++++ ÜBUNGSTEXT ++++
Im MikroBuch #42 besprechen Jenni, Marco und Barbara den Roman Gott ist nicht schüchtern von Olga Grjasnowa. Das Buch, mit einer Verkaufszahl von mehr als 50’000 Exemplaren längst zum Bestseller geworden, erschien 2017.
Individuelle Fluchterfahrungen
Zwar mag Gott nicht schüchtern sein, aber ich bin es regelmässig, wenn es darum geht, Romane so zusammenzufassen, dass Interessierte am Roman nicht gespoilert werden. Ich versuch’s also ganz vorsichtig: Der Roman erzählt die Geschichte von drei jungen, sehr gut ausgebildeten Menschen aus der syrischen Oberschicht. Sie wollen dem Bürgerkrieg in Syrien entkommen und landen schließlich in Deutschland. Da sind zum einen die Schauspielerin Amal und der angehende Regisseur Youssef, die flüchten müssen, da sie aufgrund ihres politischen Engagements Repressionen des Assad-Regimes fürchten müssen. Da ist zum anderen Hammoudi, der als Arzt in Paris arbeitet, aber in den politisch unruhigen Zeiten um 2011 bei einem Syrienbesuch seinen Pass nicht mehr verlängert bekommt und deshalb nicht mehr ausreisen darf. Als Arzt erfährt er unmittelbar die Gräuel des Krieges. Wohin sein Schicksal ihn führt, erfahren wir meist über seine gedanklichen Zwiegespräche mit der Verlobten Claire. Diese Einträge sind im Stile eines Tagebuchs gehalten. Beide Handlungsstränge des Romans laufen weitgehend parallel und kreuzen sich nur kurz. Dennoch gibt es Gemeinsamkeiten: die drei teilen soziale Herkunft, humanitär-politisches Engagement und die Fluchterfahrung nach Europa.
Mit diesen Schicksalen geht es Grjasnowa vor allem darum, das stereotype Bild vom „Flüchtling“ hierzulande aufzubrechen und die Individualität der Schicksale zu betonen.
Diskussion + Empfehlungen
Nach Angaben der Autorin handelt es sich bei dem wuchtigen Titel um ein Zitat aus dem Koran, das besagt, dass Gott nicht zögert, seine Feinde zu bestrafen. Grjasnowa bezieht sich mit ihrer Anspielung jedoch nicht auf einen überirdischen Gott, sondern auf Baschar al-Assad, der sich allgegenwärtig als Gottheit in Syrien inszeniert habe.
Wenn Euch der Roman interessiert und Ihr mit uns diskutieren möchtet, aber wenig Zeit zum Lesen habt, dannn empfehlen wir Euch die vierteilige Hörspiel-Version aus der WDR-Mediathek. Sie ist noch bis Oktober 2024 abrufbar. Als stimmungsvoller Einstieg ist auf jeden Fall der Song «Freedom is a verb» empfehlenswert. Der Songtitel dient dem Roman als Epigraph und deutet auf die vielschichtige kulturelle Identität der Autorin hin.
++++
__ZU BEARBEITENDE AUFGABEN__
• 1. Gib aus dem Übungstext die Stelle von „Diskussion + Empfehlungen“ bis einschließlich „der Autorin hin.“ wortgetreu wieder.
• 2. Woraus stammt laut der Autorin der Titel des Romans, von dem der Übungstext handelt?
++++ DIE DATEN ++++
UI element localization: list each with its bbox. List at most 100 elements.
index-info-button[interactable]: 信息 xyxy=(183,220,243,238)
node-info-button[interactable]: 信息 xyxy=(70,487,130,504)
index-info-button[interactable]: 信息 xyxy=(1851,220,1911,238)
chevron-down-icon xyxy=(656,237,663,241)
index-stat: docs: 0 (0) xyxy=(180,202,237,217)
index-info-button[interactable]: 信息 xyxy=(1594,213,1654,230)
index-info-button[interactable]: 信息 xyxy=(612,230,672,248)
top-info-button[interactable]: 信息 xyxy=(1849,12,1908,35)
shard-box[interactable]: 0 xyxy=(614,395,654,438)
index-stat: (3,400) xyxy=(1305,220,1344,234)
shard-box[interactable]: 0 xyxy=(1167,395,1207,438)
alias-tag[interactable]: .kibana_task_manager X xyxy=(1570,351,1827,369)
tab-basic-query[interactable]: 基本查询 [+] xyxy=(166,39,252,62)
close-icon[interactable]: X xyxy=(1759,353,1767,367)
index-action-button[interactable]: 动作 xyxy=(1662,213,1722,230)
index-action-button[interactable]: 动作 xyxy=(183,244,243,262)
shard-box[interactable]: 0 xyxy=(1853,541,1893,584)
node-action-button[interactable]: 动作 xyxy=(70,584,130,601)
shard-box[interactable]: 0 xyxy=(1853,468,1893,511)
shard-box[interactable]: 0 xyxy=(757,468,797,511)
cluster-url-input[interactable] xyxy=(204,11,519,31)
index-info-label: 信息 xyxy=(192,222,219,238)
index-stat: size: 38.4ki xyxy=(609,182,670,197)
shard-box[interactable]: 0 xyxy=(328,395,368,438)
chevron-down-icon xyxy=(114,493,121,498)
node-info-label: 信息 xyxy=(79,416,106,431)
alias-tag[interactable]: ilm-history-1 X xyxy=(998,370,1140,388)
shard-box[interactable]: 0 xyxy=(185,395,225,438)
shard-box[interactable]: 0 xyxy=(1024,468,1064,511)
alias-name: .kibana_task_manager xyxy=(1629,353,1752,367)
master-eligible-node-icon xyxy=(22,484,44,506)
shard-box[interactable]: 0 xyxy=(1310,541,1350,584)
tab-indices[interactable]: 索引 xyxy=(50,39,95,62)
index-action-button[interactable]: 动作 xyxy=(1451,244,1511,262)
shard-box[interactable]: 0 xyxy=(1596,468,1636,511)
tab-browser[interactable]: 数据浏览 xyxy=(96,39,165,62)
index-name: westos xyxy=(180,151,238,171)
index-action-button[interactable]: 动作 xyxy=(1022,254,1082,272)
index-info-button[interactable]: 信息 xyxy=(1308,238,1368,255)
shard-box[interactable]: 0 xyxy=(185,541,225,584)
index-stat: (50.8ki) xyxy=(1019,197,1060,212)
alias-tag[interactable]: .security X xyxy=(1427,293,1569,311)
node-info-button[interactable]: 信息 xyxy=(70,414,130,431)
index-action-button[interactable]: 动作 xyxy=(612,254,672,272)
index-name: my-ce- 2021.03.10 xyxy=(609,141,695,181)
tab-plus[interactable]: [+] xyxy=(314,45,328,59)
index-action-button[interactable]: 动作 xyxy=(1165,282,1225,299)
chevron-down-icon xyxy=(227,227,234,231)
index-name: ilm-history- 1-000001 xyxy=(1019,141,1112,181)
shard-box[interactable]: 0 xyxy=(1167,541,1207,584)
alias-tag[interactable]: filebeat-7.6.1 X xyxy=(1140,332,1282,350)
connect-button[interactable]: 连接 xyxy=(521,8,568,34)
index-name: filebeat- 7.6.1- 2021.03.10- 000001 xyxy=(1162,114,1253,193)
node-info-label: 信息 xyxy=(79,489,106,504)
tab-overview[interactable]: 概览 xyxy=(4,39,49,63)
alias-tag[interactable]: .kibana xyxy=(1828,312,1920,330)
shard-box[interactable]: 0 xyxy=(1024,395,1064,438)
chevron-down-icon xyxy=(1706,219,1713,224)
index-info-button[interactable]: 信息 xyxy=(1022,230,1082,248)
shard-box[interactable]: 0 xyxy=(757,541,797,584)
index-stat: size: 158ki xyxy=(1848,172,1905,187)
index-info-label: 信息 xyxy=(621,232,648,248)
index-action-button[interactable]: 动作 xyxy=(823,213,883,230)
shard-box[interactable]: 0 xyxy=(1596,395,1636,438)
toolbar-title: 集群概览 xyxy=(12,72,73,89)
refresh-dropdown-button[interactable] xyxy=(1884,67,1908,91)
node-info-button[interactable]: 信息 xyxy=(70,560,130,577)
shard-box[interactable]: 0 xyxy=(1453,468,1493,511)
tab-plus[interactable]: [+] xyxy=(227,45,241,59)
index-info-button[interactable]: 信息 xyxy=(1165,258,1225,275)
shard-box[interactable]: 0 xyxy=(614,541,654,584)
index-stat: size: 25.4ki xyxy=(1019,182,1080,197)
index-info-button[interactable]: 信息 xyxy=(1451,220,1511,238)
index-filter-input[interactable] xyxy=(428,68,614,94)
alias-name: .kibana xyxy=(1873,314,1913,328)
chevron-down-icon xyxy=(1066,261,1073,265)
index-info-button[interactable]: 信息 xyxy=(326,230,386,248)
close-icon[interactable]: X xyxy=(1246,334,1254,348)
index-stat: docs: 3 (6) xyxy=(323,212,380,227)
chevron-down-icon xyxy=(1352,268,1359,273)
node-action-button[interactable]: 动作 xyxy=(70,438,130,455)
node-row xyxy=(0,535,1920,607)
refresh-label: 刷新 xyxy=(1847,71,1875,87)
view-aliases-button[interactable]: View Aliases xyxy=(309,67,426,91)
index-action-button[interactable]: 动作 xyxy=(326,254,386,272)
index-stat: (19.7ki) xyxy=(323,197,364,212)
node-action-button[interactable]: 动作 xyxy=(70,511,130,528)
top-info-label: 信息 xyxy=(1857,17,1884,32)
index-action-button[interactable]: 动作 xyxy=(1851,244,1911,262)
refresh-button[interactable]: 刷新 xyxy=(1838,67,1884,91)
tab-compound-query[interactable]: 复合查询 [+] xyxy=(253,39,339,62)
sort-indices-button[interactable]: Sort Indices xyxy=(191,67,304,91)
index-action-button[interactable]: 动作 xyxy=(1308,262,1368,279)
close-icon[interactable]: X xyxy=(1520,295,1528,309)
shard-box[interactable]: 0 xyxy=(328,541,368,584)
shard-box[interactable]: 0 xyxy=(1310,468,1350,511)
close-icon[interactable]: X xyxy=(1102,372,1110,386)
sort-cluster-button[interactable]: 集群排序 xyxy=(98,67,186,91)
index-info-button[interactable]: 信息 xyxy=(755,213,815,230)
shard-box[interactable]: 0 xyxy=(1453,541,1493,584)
++++
__LÖSUNGEN__
• 1.
Diskussion + Empfehlungen
Nach Angaben der Autorin handelt es sich bei dem wuchtigen Titel um ein Zitat aus dem Koran, das besagt, dass Gott nicht zögert, seine Feinde zu bestrafen. Grjasnowa bezieht sich mit ihrer Anspielung jedoch nicht auf einen überirdischen Gott, sondern auf Baschar al-Assad, der sich allgegenwärtig als Gottheit in Syrien inszeniert habe.
Wenn Euch der Roman interessiert und Ihr mit uns diskutieren möchtet, aber wenig Zeit zum Lesen habt, dannn empfehlen wir Euch die vierteilige Hörspiel-Version aus der WDR-Mediathek. Sie ist noch bis Oktober 2024 abrufbar. Als stimmungsvoller Einstieg ist auf jeden Fall der Song «Freedom is a verb» empfehlenswert. Der Songtitel dient dem Roman als Epigraph und deutet auf die vielschichtige kulturelle Identität der Autorin hin.

• 2. Aus dem Koran.